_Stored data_
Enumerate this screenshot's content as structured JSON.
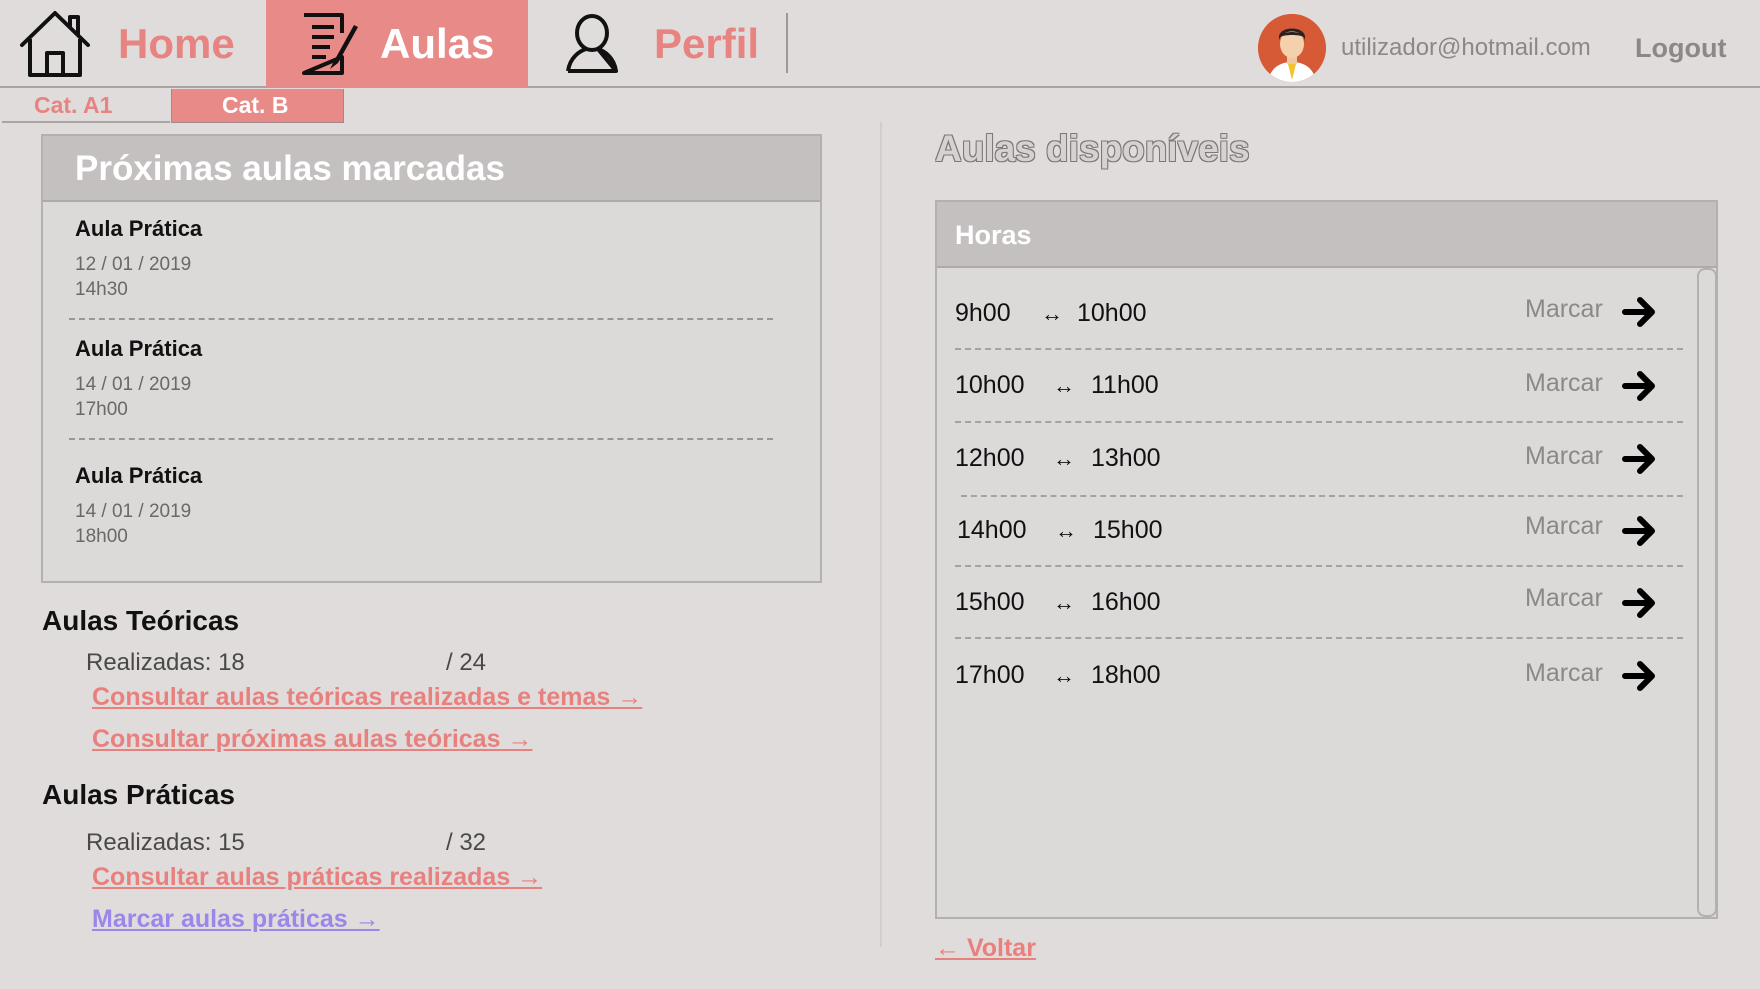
{
  "nav": {
    "items": [
      {
        "label": "Home",
        "icon": "home-icon",
        "active": false
      },
      {
        "label": "Aulas",
        "icon": "document-edit-icon",
        "active": true
      },
      {
        "label": "Perfil",
        "icon": "user-icon",
        "active": false
      }
    ],
    "user_email": "utilizador@hotmail.com",
    "logout_label": "Logout"
  },
  "categories": [
    {
      "label": "Cat. A1",
      "active": false
    },
    {
      "label": "Cat. B",
      "active": true
    }
  ],
  "upcoming": {
    "title": "Próximas aulas marcadas",
    "lessons": [
      {
        "type": "Aula Prática",
        "date": "12 / 01 / 2019",
        "time": "14h30"
      },
      {
        "type": "Aula Prática",
        "date": "14 / 01 / 2019",
        "time": "17h00"
      },
      {
        "type": "Aula Prática",
        "date": "14 / 01 / 2019",
        "time": "18h00"
      }
    ]
  },
  "theory": {
    "title": "Aulas Teóricas",
    "done_label": "Realizadas: 18",
    "total_label": "/ 24",
    "done": 18,
    "total": 24,
    "links": [
      "Consultar aulas teóricas realizadas e temas →",
      "Consultar próximas aulas teóricas →"
    ]
  },
  "practice": {
    "title": "Aulas Práticas",
    "done_label": "Realizadas: 15",
    "total_label": "/ 32",
    "done": 15,
    "total": 32,
    "links": [
      "Consultar aulas práticas realizadas →",
      "Marcar aulas práticas →"
    ]
  },
  "available": {
    "title": "Aulas disponíveis",
    "header": "Horas",
    "arrow_glyph": "↔",
    "book_label": "Marcar",
    "slots": [
      {
        "start": "9h00",
        "end": "10h00"
      },
      {
        "start": "10h00",
        "end": "11h00"
      },
      {
        "start": "12h00",
        "end": "13h00"
      },
      {
        "start": "14h00",
        "end": "15h00"
      },
      {
        "start": "15h00",
        "end": "16h00"
      },
      {
        "start": "17h00",
        "end": "18h00"
      }
    ]
  },
  "back_label": "← Voltar",
  "colors": {
    "accent": "#e88a88",
    "link": "#e8807e",
    "link_visited": "#9c86ea",
    "background": "#e0dcdc",
    "panel_header": "#c4c0c0"
  }
}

_Stated task_
Exactly as written, return every line of the listing, but not the pictures.

_Answer to this problem_
Enumerate this screenshot's content as structured JSON.
{
  "nav": {
    "items": [
      {
        "label": "Home",
        "icon": "home-icon",
        "active": false
      },
      {
        "label": "Aulas",
        "icon": "document-edit-icon",
        "active": true
      },
      {
        "label": "Perfil",
        "icon": "user-icon",
        "active": false
      }
    ],
    "user_email": "utilizador@hotmail.com",
    "logout_label": "Logout"
  },
  "categories": [
    {
      "label": "Cat. A1",
      "active": false
    },
    {
      "label": "Cat. B",
      "active": true
    }
  ],
  "upcoming": {
    "title": "Próximas aulas marcadas",
    "lessons": [
      {
        "type": "Aula Prática",
        "date": "12 / 01 / 2019",
        "time": "14h30"
      },
      {
        "type": "Aula Prática",
        "date": "14 / 01 / 2019",
        "time": "17h00"
      },
      {
        "type": "Aula Prática",
        "date": "14 / 01 / 2019",
        "time": "18h00"
      }
    ]
  },
  "theory": {
    "title": "Aulas Teóricas",
    "done_label": "Realizadas: 18",
    "total_label": "/ 24",
    "done": 18,
    "total": 24,
    "links": [
      "Consultar aulas teóricas realizadas e temas →",
      "Consultar próximas aulas teóricas →"
    ]
  },
  "practice": {
    "title": "Aulas Práticas",
    "done_label": "Realizadas: 15",
    "total_label": "/ 32",
    "done": 15,
    "total": 32,
    "links": [
      "Consultar aulas práticas realizadas →",
      "Marcar aulas práticas →"
    ]
  },
  "available": {
    "title": "Aulas disponíveis",
    "header": "Horas",
    "arrow_glyph": "↔",
    "book_label": "Marcar",
    "slots": [
      {
        "start": "9h00",
        "end": "10h00"
      },
      {
        "start": "10h00",
        "end": "11h00"
      },
      {
        "start": "12h00",
        "end": "13h00"
      },
      {
        "start": "14h00",
        "end": "15h00"
      },
      {
        "start": "15h00",
        "end": "16h00"
      },
      {
        "start": "17h00",
        "end": "18h00"
      }
    ]
  },
  "back_label": "← Voltar",
  "colors": {
    "accent": "#e88a88",
    "link": "#e8807e",
    "link_visited": "#9c86ea",
    "background": "#e0dcdc",
    "panel_header": "#c4c0c0"
  }
}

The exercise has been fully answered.